Look below and pull out each line with the word "TradingView".

* BEGIN *

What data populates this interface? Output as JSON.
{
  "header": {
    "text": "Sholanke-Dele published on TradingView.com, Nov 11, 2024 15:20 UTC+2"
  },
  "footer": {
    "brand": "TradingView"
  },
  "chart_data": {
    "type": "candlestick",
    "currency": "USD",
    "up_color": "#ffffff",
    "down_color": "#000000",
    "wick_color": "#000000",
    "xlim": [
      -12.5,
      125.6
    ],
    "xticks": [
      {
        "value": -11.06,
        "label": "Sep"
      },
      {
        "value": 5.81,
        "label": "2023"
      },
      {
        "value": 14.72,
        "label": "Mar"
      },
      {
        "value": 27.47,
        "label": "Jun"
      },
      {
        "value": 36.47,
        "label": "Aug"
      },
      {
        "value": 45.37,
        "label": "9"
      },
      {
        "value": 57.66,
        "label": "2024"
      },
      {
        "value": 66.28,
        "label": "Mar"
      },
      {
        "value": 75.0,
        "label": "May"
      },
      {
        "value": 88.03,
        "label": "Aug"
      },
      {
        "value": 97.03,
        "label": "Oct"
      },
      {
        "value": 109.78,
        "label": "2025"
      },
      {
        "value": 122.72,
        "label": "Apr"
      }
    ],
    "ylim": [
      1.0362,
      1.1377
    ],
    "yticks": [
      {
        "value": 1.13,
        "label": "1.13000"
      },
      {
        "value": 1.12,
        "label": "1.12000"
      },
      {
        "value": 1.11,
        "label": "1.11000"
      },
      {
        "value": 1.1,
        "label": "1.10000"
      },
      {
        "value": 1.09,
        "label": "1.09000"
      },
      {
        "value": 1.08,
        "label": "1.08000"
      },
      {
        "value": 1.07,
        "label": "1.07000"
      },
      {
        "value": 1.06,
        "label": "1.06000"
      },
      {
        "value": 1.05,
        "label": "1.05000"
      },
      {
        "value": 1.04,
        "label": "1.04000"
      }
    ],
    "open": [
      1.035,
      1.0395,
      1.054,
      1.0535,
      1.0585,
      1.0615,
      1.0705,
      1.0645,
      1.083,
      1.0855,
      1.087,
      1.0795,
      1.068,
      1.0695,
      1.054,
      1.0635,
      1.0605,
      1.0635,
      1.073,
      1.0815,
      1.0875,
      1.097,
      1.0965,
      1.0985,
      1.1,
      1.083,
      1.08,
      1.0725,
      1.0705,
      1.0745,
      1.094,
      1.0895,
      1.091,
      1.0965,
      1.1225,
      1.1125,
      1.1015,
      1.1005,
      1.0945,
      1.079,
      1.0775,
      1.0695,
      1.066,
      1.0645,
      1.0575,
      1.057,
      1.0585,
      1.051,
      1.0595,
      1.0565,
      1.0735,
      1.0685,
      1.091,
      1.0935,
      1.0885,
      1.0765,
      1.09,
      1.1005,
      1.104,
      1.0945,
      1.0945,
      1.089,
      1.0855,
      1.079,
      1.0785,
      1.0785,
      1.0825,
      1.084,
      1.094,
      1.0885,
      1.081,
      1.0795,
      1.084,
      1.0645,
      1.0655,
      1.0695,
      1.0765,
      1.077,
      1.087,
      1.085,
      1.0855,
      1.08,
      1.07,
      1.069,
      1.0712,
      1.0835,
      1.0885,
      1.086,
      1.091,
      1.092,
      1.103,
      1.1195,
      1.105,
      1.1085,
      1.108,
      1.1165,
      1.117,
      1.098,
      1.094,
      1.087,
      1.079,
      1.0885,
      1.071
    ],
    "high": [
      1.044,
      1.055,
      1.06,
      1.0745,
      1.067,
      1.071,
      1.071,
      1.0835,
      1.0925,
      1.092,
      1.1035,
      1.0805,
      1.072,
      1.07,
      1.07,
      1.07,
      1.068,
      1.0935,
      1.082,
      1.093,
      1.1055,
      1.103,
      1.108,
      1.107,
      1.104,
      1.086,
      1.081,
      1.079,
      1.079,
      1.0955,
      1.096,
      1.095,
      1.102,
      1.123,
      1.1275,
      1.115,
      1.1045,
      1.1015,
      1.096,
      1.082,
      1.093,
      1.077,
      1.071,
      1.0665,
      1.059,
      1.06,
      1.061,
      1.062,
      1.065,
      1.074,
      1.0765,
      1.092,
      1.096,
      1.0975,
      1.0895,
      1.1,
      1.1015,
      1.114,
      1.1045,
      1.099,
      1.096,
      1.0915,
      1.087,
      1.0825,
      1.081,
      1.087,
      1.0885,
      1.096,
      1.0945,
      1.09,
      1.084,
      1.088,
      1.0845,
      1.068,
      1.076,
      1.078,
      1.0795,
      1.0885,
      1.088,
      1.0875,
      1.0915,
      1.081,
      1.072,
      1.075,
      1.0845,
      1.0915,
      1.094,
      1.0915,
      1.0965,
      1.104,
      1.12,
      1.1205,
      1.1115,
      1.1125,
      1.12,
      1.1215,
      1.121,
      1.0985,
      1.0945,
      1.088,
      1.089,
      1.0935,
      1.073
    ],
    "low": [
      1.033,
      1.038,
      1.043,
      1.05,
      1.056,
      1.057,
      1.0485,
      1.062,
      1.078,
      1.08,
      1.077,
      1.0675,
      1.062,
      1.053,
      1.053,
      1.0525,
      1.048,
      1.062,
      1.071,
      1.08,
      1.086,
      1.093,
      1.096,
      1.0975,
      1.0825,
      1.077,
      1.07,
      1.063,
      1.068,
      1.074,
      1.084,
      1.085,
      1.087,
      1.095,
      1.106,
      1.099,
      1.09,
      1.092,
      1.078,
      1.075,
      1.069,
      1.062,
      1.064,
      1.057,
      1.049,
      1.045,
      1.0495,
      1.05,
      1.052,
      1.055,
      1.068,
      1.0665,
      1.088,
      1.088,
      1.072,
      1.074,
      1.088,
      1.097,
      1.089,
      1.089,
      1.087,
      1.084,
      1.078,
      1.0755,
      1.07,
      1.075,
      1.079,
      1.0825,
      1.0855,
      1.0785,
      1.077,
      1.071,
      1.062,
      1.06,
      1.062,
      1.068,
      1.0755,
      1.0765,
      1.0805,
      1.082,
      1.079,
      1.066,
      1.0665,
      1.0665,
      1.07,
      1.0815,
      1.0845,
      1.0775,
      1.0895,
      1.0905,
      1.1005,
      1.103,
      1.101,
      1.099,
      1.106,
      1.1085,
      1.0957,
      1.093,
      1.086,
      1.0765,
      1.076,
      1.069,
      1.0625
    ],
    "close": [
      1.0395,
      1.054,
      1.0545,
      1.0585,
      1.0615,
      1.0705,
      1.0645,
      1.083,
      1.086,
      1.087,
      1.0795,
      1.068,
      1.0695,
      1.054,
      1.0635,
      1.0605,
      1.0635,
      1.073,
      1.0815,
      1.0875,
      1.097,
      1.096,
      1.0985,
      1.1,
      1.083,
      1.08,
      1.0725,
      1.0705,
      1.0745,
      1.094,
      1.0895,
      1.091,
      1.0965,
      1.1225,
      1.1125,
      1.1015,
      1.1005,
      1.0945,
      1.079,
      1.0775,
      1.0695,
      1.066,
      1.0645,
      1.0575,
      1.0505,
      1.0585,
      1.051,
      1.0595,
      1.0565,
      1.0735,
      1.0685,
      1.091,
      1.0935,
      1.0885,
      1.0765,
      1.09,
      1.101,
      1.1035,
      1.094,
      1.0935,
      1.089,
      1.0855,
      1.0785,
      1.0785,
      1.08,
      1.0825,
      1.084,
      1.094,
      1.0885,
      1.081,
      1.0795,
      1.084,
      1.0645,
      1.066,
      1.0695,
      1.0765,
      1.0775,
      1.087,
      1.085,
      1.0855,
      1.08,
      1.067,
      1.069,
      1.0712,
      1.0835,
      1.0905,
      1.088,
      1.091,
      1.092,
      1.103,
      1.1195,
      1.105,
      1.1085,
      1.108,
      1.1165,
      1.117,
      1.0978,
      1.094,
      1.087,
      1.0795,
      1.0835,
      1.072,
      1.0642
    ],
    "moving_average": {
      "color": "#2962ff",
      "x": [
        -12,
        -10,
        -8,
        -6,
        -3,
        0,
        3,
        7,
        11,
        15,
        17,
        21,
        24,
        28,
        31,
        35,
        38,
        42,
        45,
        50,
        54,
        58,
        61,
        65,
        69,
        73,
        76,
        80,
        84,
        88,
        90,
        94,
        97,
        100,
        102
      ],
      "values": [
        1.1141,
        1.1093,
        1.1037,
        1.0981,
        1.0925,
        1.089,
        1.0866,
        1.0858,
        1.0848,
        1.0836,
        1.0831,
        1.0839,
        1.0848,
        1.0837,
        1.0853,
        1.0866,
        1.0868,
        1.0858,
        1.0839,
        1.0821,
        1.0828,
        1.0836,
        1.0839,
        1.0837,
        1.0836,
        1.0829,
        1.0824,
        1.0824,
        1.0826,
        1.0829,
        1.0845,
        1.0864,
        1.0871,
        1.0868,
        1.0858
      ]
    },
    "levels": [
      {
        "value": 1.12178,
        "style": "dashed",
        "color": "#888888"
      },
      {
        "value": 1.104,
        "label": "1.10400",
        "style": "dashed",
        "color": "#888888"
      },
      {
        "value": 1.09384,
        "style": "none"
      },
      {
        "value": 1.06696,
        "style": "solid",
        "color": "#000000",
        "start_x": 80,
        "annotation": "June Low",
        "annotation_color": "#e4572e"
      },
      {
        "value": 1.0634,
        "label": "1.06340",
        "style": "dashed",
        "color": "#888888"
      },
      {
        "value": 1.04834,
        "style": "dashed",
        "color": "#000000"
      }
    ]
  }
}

* END *

**Response for this exercise**.
    "text": "Sholanke-Dele published on TradingView.com, Nov 11, 2024 15:20 UTC+2"
    "brand": "TradingView"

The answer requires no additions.